-- Material supplied start --
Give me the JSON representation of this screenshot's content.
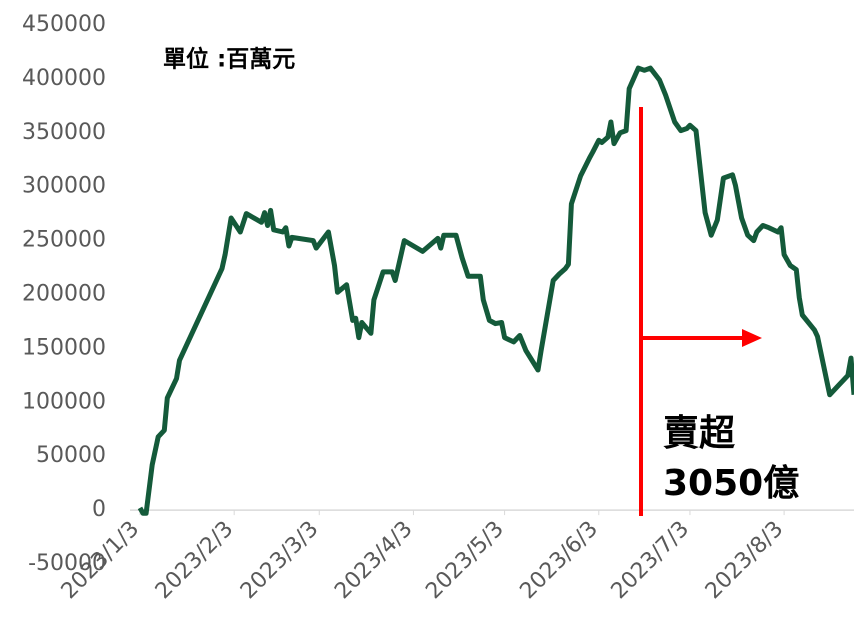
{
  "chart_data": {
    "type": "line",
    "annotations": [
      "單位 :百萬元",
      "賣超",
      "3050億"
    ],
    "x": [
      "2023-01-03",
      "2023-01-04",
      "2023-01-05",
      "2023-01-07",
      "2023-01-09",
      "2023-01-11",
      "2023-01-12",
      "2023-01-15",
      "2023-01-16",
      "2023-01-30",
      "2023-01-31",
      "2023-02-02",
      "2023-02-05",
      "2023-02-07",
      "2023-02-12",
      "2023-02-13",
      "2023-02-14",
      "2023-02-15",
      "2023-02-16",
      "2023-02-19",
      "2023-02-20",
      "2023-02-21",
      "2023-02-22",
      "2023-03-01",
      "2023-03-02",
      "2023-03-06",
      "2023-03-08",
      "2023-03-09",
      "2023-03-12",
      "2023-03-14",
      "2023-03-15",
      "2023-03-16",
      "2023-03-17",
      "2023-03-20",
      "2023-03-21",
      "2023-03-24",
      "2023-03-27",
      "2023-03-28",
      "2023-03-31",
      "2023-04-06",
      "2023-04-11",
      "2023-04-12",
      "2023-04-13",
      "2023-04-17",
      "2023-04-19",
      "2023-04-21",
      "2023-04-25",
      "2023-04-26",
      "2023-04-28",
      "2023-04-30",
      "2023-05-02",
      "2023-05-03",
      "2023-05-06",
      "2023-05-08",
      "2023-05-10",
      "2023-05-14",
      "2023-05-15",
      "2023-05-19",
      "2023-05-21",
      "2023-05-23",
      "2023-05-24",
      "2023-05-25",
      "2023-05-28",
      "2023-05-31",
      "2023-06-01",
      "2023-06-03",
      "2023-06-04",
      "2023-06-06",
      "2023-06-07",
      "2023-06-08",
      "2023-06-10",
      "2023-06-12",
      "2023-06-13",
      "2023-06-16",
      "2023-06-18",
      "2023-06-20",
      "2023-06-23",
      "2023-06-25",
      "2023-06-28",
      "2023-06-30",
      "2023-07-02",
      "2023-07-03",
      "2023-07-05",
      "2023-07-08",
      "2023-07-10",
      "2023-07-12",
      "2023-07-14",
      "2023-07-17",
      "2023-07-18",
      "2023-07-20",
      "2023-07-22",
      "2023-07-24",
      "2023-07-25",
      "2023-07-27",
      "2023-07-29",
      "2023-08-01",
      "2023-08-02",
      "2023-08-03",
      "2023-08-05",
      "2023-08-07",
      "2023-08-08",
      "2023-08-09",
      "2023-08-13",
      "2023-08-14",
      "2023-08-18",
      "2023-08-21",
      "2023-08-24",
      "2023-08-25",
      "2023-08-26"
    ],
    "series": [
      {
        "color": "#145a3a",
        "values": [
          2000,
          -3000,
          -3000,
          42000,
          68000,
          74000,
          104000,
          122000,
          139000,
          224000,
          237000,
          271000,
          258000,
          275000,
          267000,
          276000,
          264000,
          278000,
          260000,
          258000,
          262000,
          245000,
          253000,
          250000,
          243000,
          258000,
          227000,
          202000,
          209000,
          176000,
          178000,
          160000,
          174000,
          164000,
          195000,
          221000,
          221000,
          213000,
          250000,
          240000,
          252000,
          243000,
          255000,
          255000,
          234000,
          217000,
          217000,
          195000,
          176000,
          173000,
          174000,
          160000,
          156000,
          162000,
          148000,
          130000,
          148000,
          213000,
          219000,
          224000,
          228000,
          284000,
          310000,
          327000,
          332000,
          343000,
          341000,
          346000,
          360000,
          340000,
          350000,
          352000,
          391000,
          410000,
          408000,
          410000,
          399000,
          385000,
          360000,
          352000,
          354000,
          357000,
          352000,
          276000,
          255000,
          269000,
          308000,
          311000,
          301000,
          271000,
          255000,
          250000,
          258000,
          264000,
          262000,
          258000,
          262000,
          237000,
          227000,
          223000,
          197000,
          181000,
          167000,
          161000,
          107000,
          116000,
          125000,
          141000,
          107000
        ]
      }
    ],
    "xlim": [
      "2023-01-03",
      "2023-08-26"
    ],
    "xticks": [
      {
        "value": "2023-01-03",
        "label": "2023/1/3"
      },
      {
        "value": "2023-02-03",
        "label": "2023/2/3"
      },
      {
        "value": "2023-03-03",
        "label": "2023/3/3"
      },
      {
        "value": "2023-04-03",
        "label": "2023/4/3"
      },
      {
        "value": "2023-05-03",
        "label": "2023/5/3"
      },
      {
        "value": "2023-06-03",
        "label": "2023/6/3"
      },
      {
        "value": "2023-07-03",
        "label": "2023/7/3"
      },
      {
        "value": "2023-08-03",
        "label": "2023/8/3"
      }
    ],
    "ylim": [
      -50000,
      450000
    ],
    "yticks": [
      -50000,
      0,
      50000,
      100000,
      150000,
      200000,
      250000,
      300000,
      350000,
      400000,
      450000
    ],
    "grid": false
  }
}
-- Material supplied end --
-- Material supplied start --
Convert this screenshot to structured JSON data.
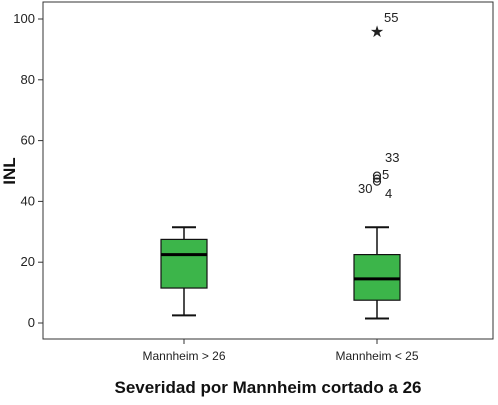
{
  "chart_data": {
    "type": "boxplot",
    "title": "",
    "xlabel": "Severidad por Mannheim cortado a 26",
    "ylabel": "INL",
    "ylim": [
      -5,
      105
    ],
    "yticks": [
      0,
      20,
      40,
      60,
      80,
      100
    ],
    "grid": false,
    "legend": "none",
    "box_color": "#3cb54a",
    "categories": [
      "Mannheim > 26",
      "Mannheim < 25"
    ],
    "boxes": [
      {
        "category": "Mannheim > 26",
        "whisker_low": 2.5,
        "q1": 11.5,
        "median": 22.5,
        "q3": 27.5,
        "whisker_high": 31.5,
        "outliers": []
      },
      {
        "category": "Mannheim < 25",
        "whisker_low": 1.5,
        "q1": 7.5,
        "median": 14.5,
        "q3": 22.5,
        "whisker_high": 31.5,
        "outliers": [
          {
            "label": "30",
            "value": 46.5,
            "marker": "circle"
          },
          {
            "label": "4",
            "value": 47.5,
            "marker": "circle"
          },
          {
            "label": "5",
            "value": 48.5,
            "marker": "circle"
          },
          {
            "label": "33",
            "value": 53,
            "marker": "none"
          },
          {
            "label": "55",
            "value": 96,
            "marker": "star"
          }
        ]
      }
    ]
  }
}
-- Material supplied end --
* The problem *
A line counts if it holds the word "Mannheim". Work out how many lines in the listing count, and give only that number.

* Response to this exercise *
5